-- BEGIN --

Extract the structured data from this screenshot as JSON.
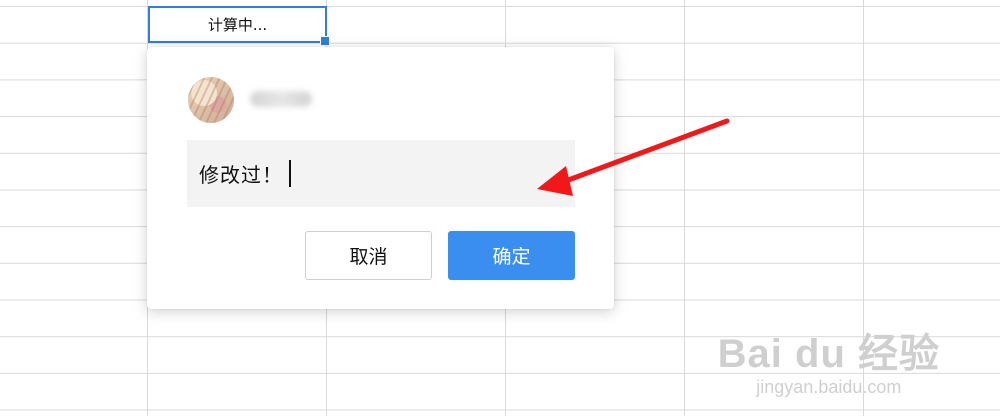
{
  "sheet": {
    "active_cell_text": "计算中..."
  },
  "comment": {
    "text": "修改过！",
    "cancel_label": "取消",
    "confirm_label": "确定"
  },
  "annotation": {
    "arrow_color": "#f01818"
  },
  "watermark": {
    "main": "Bai du 经验",
    "sub": "jingyan.baidu.com"
  },
  "colors": {
    "primary": "#3a8ef0",
    "selection": "#2f7de1",
    "grid": "#d9d9d9"
  }
}
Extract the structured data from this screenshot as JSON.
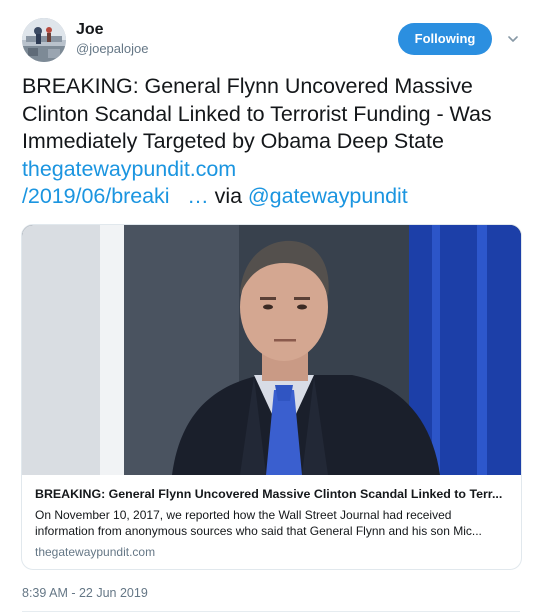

-- END --

**Aim:**
Leave the pictures out and print the records above exactly as they stand.

**Output for this exercise:**
Extract the structured data from this screenshot as JSON.
{
  "sheet": {
    "active_cell_text": "计算中..."
  },
  "comment": {
    "text": "修改过！",
    "cancel_label": "取消",
    "confirm_label": "确定"
  },
  "annotation": {
    "arrow_color": "#f01818"
  },
  "watermark": {
    "main": "Bai du 经验",
    "sub": "jingyan.baidu.com"
  },
  "colors": {
    "primary": "#3a8ef0",
    "selection": "#2f7de1",
    "grid": "#d9d9d9"
  }
}
Extract the structured data from this screenshot as JSON.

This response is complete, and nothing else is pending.